TASK STATEMENT >> Copy, from the entries below, each line in which the string "раздела" appears.

--- start of DATASET EXTRACT ---

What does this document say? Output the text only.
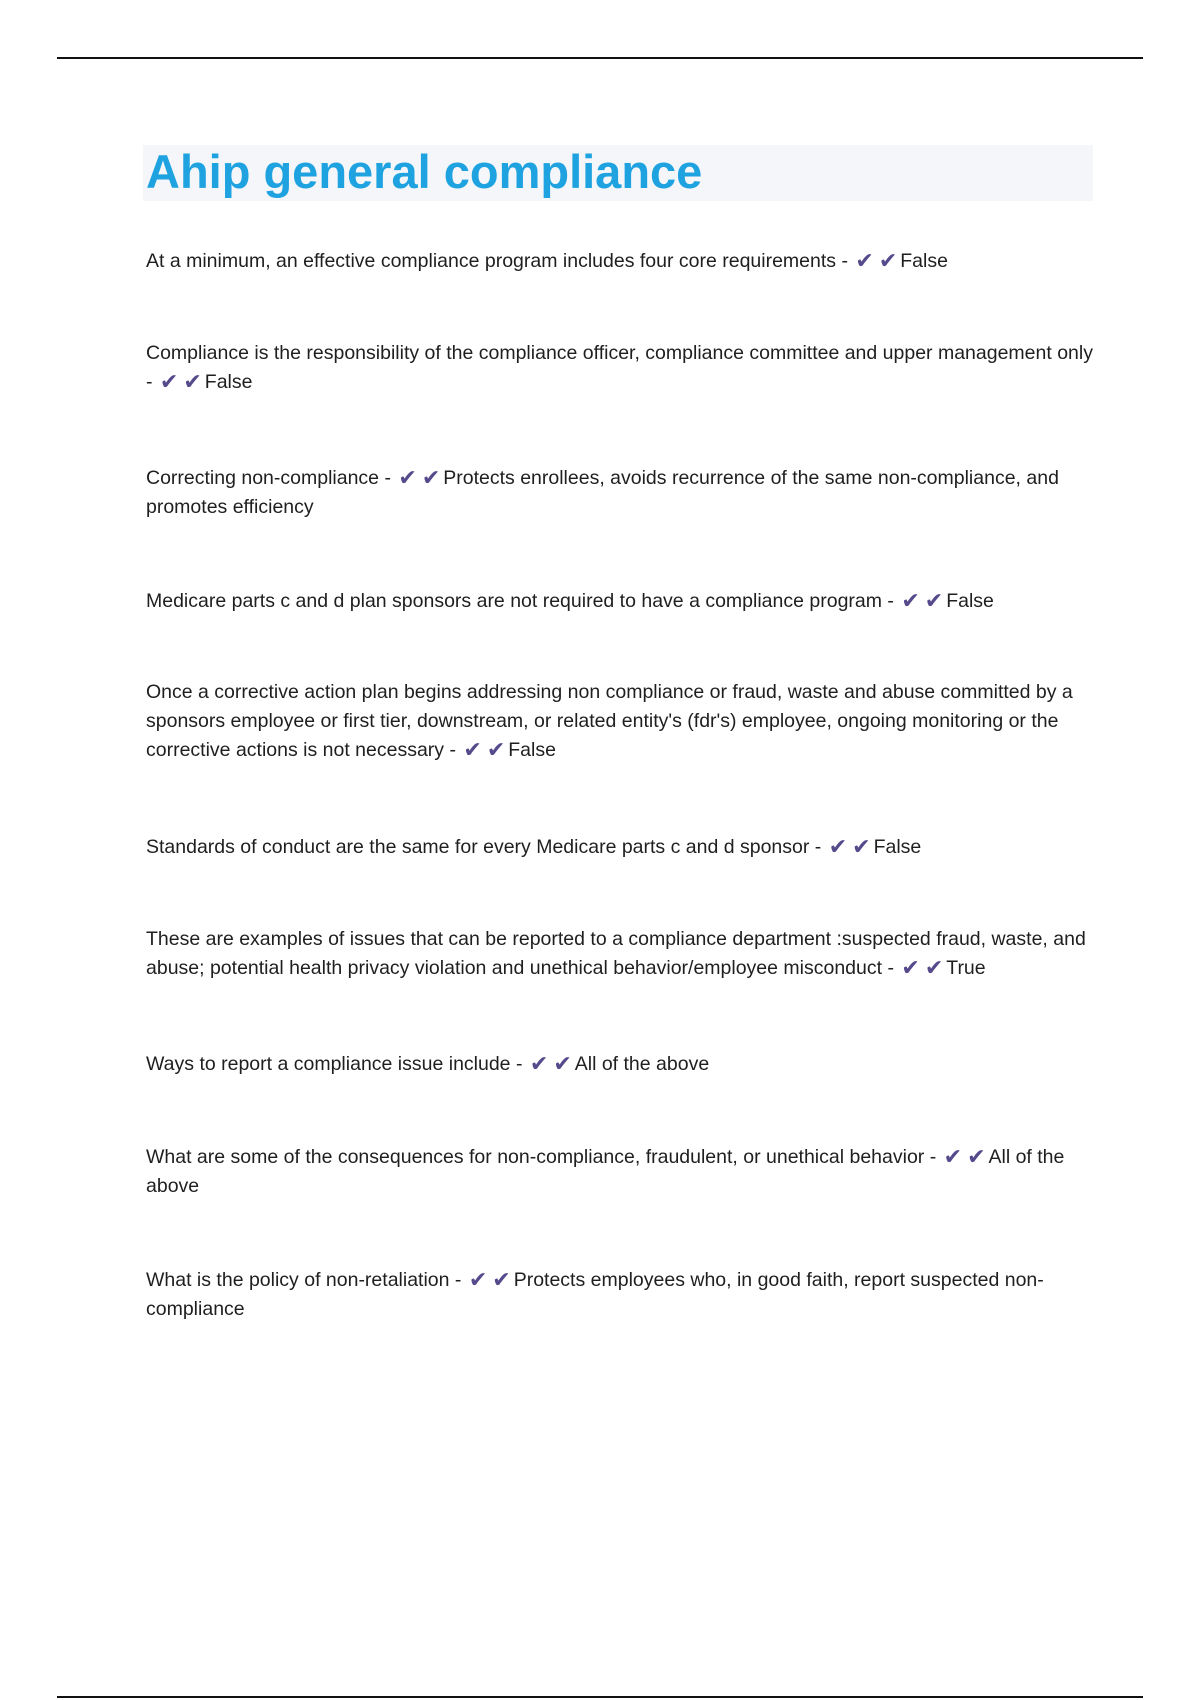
Ahip general compliance

At a minimum, an effective compliance program includes four core requirements - ✔ ✔ False

Compliance is the responsibility of the compliance officer, compliance committee and upper management only - ✔ ✔ False

Correcting non-compliance - ✔ ✔ Protects enrollees, avoids recurrence of the same non-compliance, and promotes efficiency

Medicare parts c and d plan sponsors are not required to have a compliance program - ✔ ✔ False

Once a corrective action plan begins addressing non compliance or fraud, waste and abuse committed by a sponsors employee or first tier, downstream, or related entity's (fdr's) employee, ongoing monitoring or the corrective actions is not necessary - ✔ ✔ False

Standards of conduct are the same for every Medicare parts c and d sponsor - ✔ ✔ False

These are examples of issues that can be reported to a compliance department :suspected fraud, waste, and abuse; potential health privacy violation and unethical behavior/employee misconduct - ✔ ✔ True

Ways to report a compliance issue include - ✔ ✔ All of the above

What are some of the consequences for non-compliance, fraudulent, or unethical behavior - ✔ ✔ All of the above

What is the policy of non-retaliation - ✔ ✔ Protects employees who, in good faith, report suspected non-compliance
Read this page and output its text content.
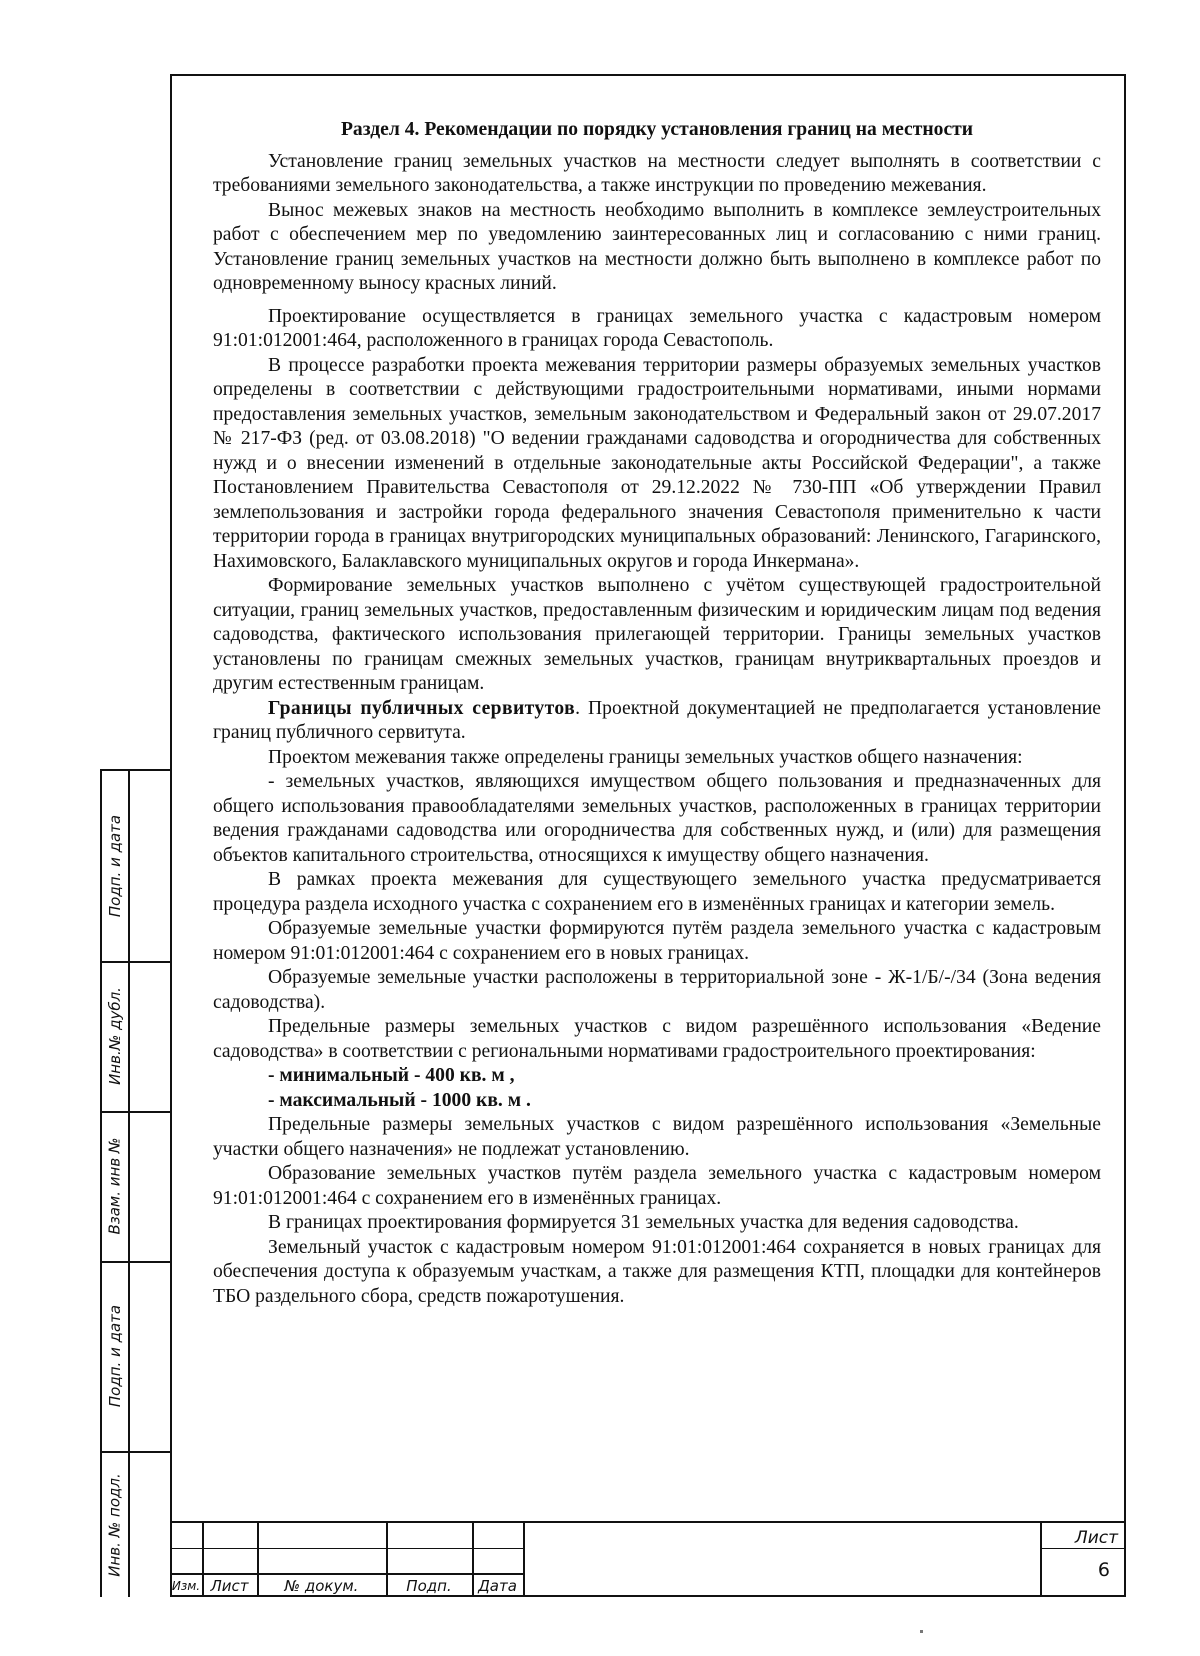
Раздел 4. Рекомендации по порядку установления границ на местности

Установление границ земельных участков на местности следует выполнять в соответствии с требованиями земельного законодательства, а также инструкции по проведению межевания.

Вынос межевых знаков на местность необходимо выполнить в комплексе землеустроительных работ с обеспечением мер по уведомлению заинтересованных лиц и согласованию с ними границ. Установление границ земельных участков на местности должно быть выполнено в комплексе работ по одновременному выносу красных линий.

Проектирование осуществляется в границах земельного участка с кадастровым номером 91:01:012001:464, расположенного в границах города Севастополь.

В процессе разработки проекта межевания территории размеры образуемых земельных участков определены в соответствии с действующими градостроительными нормативами, иными нормами предоставления земельных участков, земельным законодательством и Федеральный закон от 29.07.2017 № 217-ФЗ (ред. от 03.08.2018) "О ведении гражданами садоводства и огородничества для собственных нужд и о внесении изменений в отдельные законодательные акты Российской Федерации", а также Постановлением Правительства Севастополя от 29.12.2022 № 730-ПП «Об утверждении Правил землепользования и застройки города федерального значения Севастополя применительно к части территории города в границах внутригородских муниципальных образований: Ленинского, Гагаринского, Нахимовского, Балаклавского муниципальных округов и города Инкермана».

Формирование земельных участков выполнено с учётом существующей градостроительной ситуации, границ земельных участков, предоставленным физическим и юридическим лицам под ведения садоводства, фактического использования прилегающей территории. Границы земельных участков установлены по границам смежных земельных участков, границам внутриквартальных проездов и другим естественным границам.

Границы публичных сервитутов. Проектной документацией не предполагается установление границ публичного сервитута.

Проектом межевания также определены границы земельных участков общего назначения:

- земельных участков, являющихся имуществом общего пользования и предназначенных для общего использования правообладателями земельных участков, расположенных в границах территории ведения гражданами садоводства или огородничества для собственных нужд, и (или) для размещения объектов капитального строительства, относящихся к имуществу общего назначения.

В рамках проекта межевания для существующего земельного участка предусматривается процедура раздела исходного участка с сохранением его в изменённых границах и категории земель.

Образуемые земельные участки формируются путём раздела земельного участка с кадастровым номером 91:01:012001:464 с сохранением его в новых границах.

Образуемые земельные участки расположены в территориальной зоне - Ж-1/Б/-/34 (Зона ведения садоводства).

Предельные размеры земельных участков с видом разрешённого использования «Ведение садоводства» в соответствии с региональными нормативами градостроительного проектирования:

- минимальный - 400 кв. м ,

- максимальный - 1000 кв. м .

Предельные размеры земельных участков с видом разрешённого использования «Земельные участки общего назначения» не подлежат установлению.

Образование земельных участков путём раздела земельного участка с кадастровым номером 91:01:012001:464 с сохранением его в изменённых границах.

В границах проектирования формируется 31 земельных участка для ведения садоводства.

Земельный участок с кадастровым номером 91:01:012001:464 сохраняется в новых границах для обеспечения доступа к образуемым участкам, а также для размещения КТП, площадки для контейнеров ТБО раздельного сбора, средств пожаротушения.

Подп. и дата
Инв.№ дубл.
Взам. инв №
Подп. и дата
Инв. № подл.
Изм. Лист	№ докум.	Подп.	Дата
Лист
6
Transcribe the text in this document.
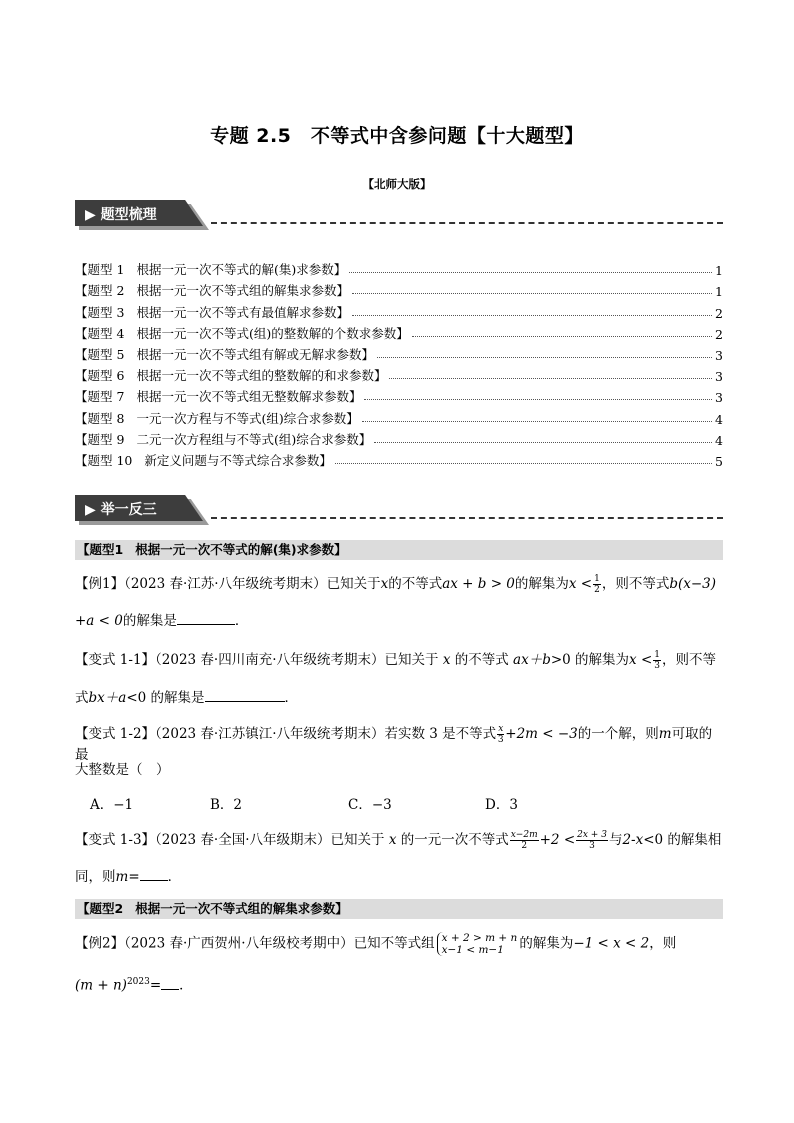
专题 2.5　不等式中含参问题【十大题型】
【北师大版】
▶ 题型梳理
【题型 1 根据一元一次不等式的解(集)求参数】	1
【题型 2 根据一元一次不等式组的解集求参数】	1
【题型 3 根据一元一次不等式有最值解求参数】	2
【题型 4 根据一元一次不等式(组)的整数解的个数求参数】	2
【题型 5 根据一元一次不等式组有解或无解求参数】	3
【题型 6 根据一元一次不等式组的整数解的和求参数】	3
【题型 7 根据一元一次不等式组无整数解求参数】	3
【题型 8 一元一次方程与不等式(组)综合求参数】	4
【题型 9 二元一次方程组与不等式(组)综合求参数】	4
【题型 10 新定义问题与不等式综合求参数】	5
▶ 举一反三
【题型1 根据一元一次不等式的解(集)求参数】
【例1】（2023 春·江苏·八年级统考期末）已知关于x的不等式ax + b > 0的解集为$x < \frac{1}{2}$ ，则不等式b(x−3)
+a < 0的解集是	．
【变式 1-1】（2023 春·四川南充·八年级统考期末）已知关于 x 的不等式 ax＋b>0 的解集为$x < \frac{1}{3}$ ，则不等
式bx＋a<0 的解集是	．
【变式 1-2】（2023 春·江苏镇江·八年级统考期末）若实数 3 是不等式 $\frac{x}{3} +2m < -3$的一个解，则m可取的最
大整数是（　）
A．−1	B．2	C．−3	D．3
【变式 1-3】（2023 春·全国·八年级期末）已知关于 x 的一元一次不等式 $\frac{x-2m}{2} +2 < \frac{2x + 3}{3}$ 与2-x<0 的解集相
同，则m= ．
【题型2 根据一元一次不等式组的解集求参数】
【例2】（2023 春·广西贺州·八年级校考期中）已知不等式组 x + 2 > m + n
x−1 < m−1	的解集为−1 < x < 2，则
$(m + n)^{2023}=$ ．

--- end of DATASET EXTRACT ---

COMPLETE OUTPUT >>
В рамках проекта межевания для существующего земельного участка предусматривается процедура раздела исходного участка с сохранением его в изменённых границах и категории земель.
Образуемые земельные участки формируются путём раздела земельного участка с кадастровым номером 91:01:012001:464 с сохранением его в новых границах.
Образование земельных участков путём раздела земельного участка с кадастровым номером 91:01:012001:464 с сохранением его в изменённых границах.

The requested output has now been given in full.